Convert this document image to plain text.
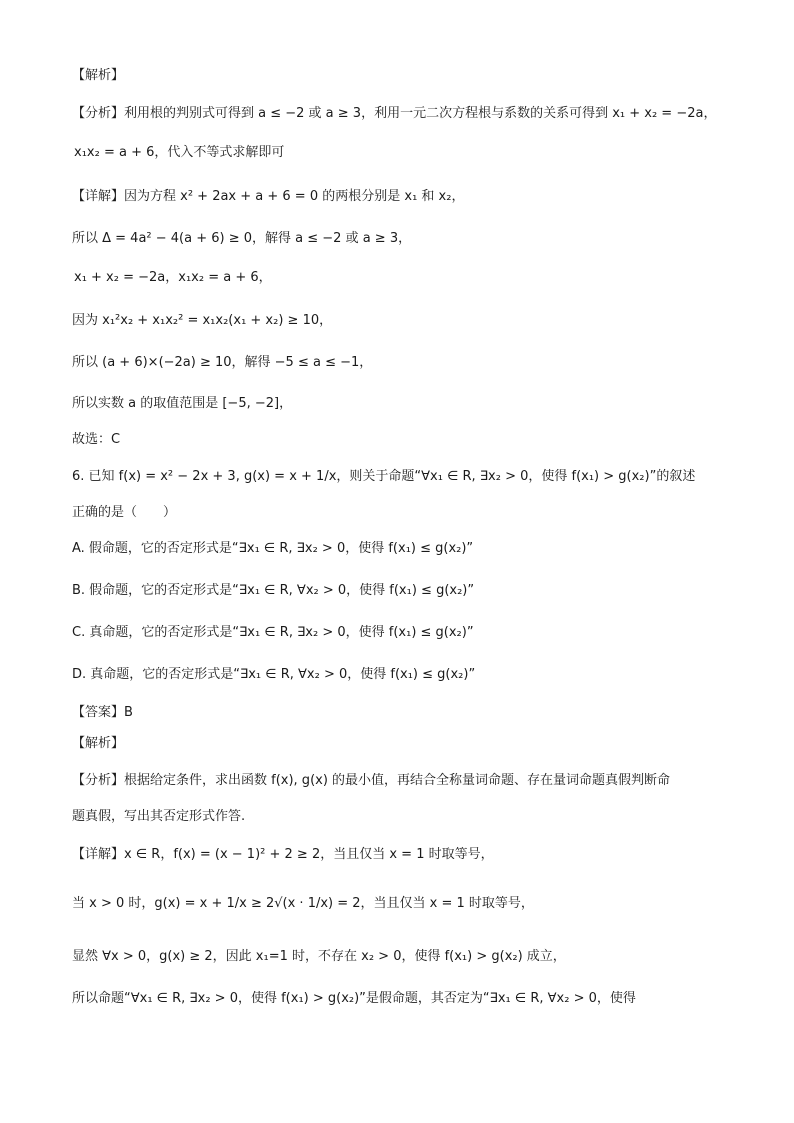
【解析】
【分析】利用根的判别式可得到 a ≤ −2 或 a ≥ 3，利用一元二次方程根与系数的关系可得到 x₁ + x₂ = −2a，
x₁x₂ = a + 6，代入不等式求解即可
【详解】因为方程 x² + 2ax + a + 6 = 0 的两根分别是 x₁ 和 x₂，
所以 Δ = 4a² − 4(a + 6) ≥ 0，解得 a ≤ −2 或 a ≥ 3，
x₁ + x₂ = −2a，x₁x₂ = a + 6，
因为 x₁²x₂ + x₁x₂² = x₁x₂(x₁ + x₂) ≥ 10，
所以 (a + 6)×(−2a) ≥ 10，解得 −5 ≤ a ≤ −1，
所以实数 a 的取值范围是 [−5, −2]，
故选：C
6. 已知 f(x) = x² − 2x + 3, g(x) = x + 1/x，则关于命题“∀x₁ ∈ R, ∃x₂ > 0，使得 f(x₁) > g(x₂)”的叙述
正确的是（　　）
A. 假命题，它的否定形式是“∃x₁ ∈ R, ∃x₂ > 0，使得 f(x₁) ≤ g(x₂)”
B. 假命题，它的否定形式是“∃x₁ ∈ R, ∀x₂ > 0，使得 f(x₁) ≤ g(x₂)”
C. 真命题，它的否定形式是“∃x₁ ∈ R, ∃x₂ > 0，使得 f(x₁) ≤ g(x₂)”
D. 真命题，它的否定形式是“∃x₁ ∈ R, ∀x₂ > 0，使得 f(x₁) ≤ g(x₂)”
【答案】B
【解析】
【分析】根据给定条件，求出函数 f(x), g(x) 的最小值，再结合全称量词命题、存在量词命题真假判断命
题真假，写出其否定形式作答.
【详解】x ∈ R，f(x) = (x − 1)² + 2 ≥ 2，当且仅当 x = 1 时取等号，
当 x > 0 时，g(x) = x + 1/x ≥ 2√(x · 1/x) = 2，当且仅当 x = 1 时取等号，
显然 ∀x > 0，g(x) ≥ 2，因此 x₁=1 时，不存在 x₂ > 0，使得 f(x₁) > g(x₂) 成立，
所以命题“∀x₁ ∈ R, ∃x₂ > 0，使得 f(x₁) > g(x₂)”是假命题，其否定为“∃x₁ ∈ R, ∀x₂ > 0，使得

Task description: Return each line with "当且仅当".

Written solution:
【详解】x ∈ R，f(x) = (x − 1)² + 2 ≥ 2，当且仅当 x = 1 时取等号，
当 x > 0 时，g(x) = x + 1/x ≥ 2√(x · 1/x) = 2，当且仅当 x = 1 时取等号，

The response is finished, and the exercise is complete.